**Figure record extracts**

......

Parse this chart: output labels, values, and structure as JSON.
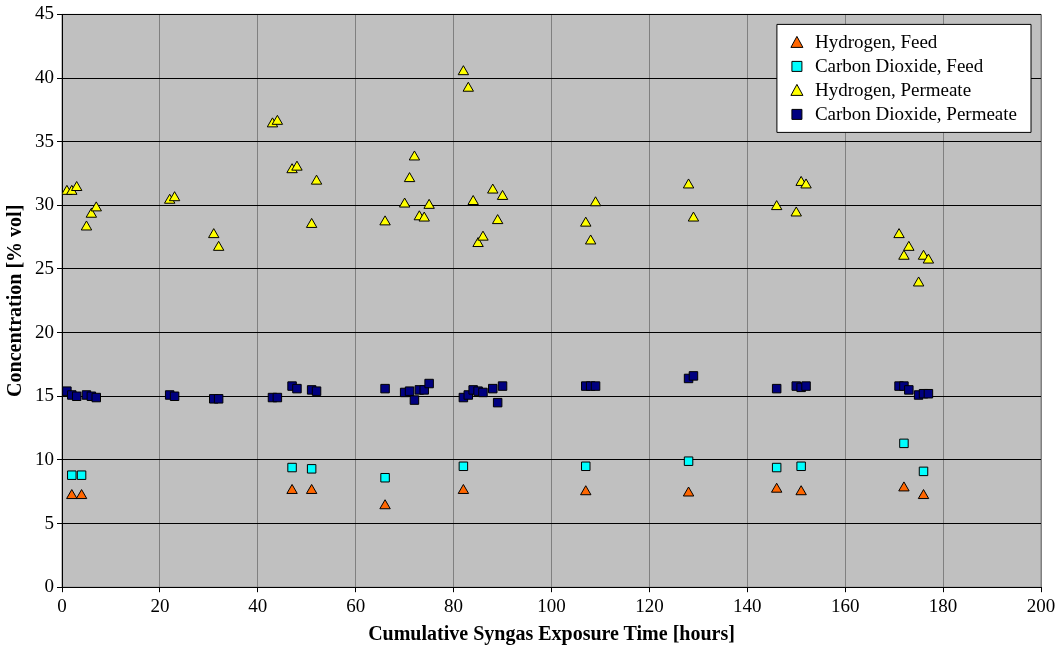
{
  "chart_data": {
    "type": "scatter",
    "xlabel": "Cumulative Syngas Exposure Time [hours]",
    "ylabel": "Concentration [% vol]",
    "xlim": [
      0,
      200
    ],
    "xticks": [
      0,
      20,
      40,
      60,
      80,
      100,
      120,
      140,
      160,
      180,
      200
    ],
    "ylim": [
      0,
      45
    ],
    "yticks": [
      0,
      5,
      10,
      15,
      20,
      25,
      30,
      35,
      40,
      45
    ],
    "grid": true,
    "legend": "top right",
    "series": [
      {
        "name": "Hydrogen, Feed",
        "color": "#ff6600",
        "marker": "triangle",
        "x": [
          2,
          4,
          47,
          51,
          66,
          82,
          107,
          128,
          146,
          151,
          172,
          176
        ],
        "values": [
          7.2,
          7.2,
          7.6,
          7.6,
          6.4,
          7.6,
          7.5,
          7.4,
          7.7,
          7.5,
          7.8,
          7.2
        ]
      },
      {
        "name": "Carbon Dioxide, Feed",
        "color": "#00ffff",
        "marker": "square",
        "x": [
          2,
          4,
          47,
          51,
          66,
          82,
          107,
          128,
          146,
          151,
          172,
          176
        ],
        "values": [
          8.8,
          8.8,
          9.4,
          9.3,
          8.6,
          9.5,
          9.5,
          9.9,
          9.4,
          9.5,
          11.3,
          9.1
        ]
      },
      {
        "name": "Hydrogen, Permeate",
        "color": "#ffff00",
        "marker": "triangle",
        "x": [
          1,
          2,
          3,
          5,
          6,
          7,
          22,
          23,
          31,
          32,
          43,
          44,
          47,
          48,
          51,
          52,
          66,
          70,
          71,
          72,
          73,
          74,
          75,
          82,
          83,
          84,
          85,
          86,
          88,
          89,
          90,
          107,
          108,
          109,
          128,
          129,
          146,
          150,
          151,
          152,
          171,
          172,
          173,
          175,
          176,
          177
        ],
        "values": [
          31.1,
          31.1,
          31.4,
          28.3,
          29.3,
          29.8,
          30.4,
          30.6,
          27.7,
          26.7,
          36.4,
          36.6,
          32.8,
          33.0,
          28.5,
          31.9,
          28.7,
          30.1,
          32.1,
          33.8,
          29.1,
          29.0,
          30.0,
          40.5,
          39.2,
          30.3,
          27.0,
          27.5,
          31.2,
          28.8,
          30.7,
          28.6,
          27.2,
          30.2,
          31.6,
          29.0,
          29.9,
          29.4,
          31.8,
          31.6,
          27.7,
          26.0,
          26.7,
          23.9,
          26.0,
          25.7
        ]
      },
      {
        "name": "Carbon Dioxide, Permeate",
        "color": "#000080",
        "marker": "square",
        "x": [
          1,
          2,
          3,
          5,
          6,
          7,
          22,
          23,
          31,
          32,
          43,
          44,
          47,
          48,
          51,
          52,
          66,
          70,
          71,
          72,
          73,
          74,
          75,
          82,
          83,
          84,
          85,
          86,
          88,
          89,
          90,
          107,
          108,
          109,
          128,
          129,
          146,
          150,
          151,
          152,
          171,
          172,
          173,
          175,
          176,
          177
        ],
        "values": [
          15.4,
          15.1,
          15.0,
          15.1,
          15.0,
          14.9,
          15.1,
          15.0,
          14.8,
          14.8,
          14.9,
          14.9,
          15.8,
          15.6,
          15.5,
          15.4,
          15.6,
          15.3,
          15.4,
          14.7,
          15.5,
          15.5,
          16.0,
          14.9,
          15.1,
          15.5,
          15.4,
          15.3,
          15.6,
          14.5,
          15.8,
          15.8,
          15.8,
          15.8,
          16.4,
          16.6,
          15.6,
          15.8,
          15.7,
          15.8,
          15.8,
          15.8,
          15.5,
          15.1,
          15.2,
          15.2
        ]
      }
    ]
  }
}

......

**Exercise task**
Show the lines of the records that include the string "Carbon".

**Written response**
        "name": "Carbon Dioxide, Feed",
        "name": "Carbon Dioxide, Permeate",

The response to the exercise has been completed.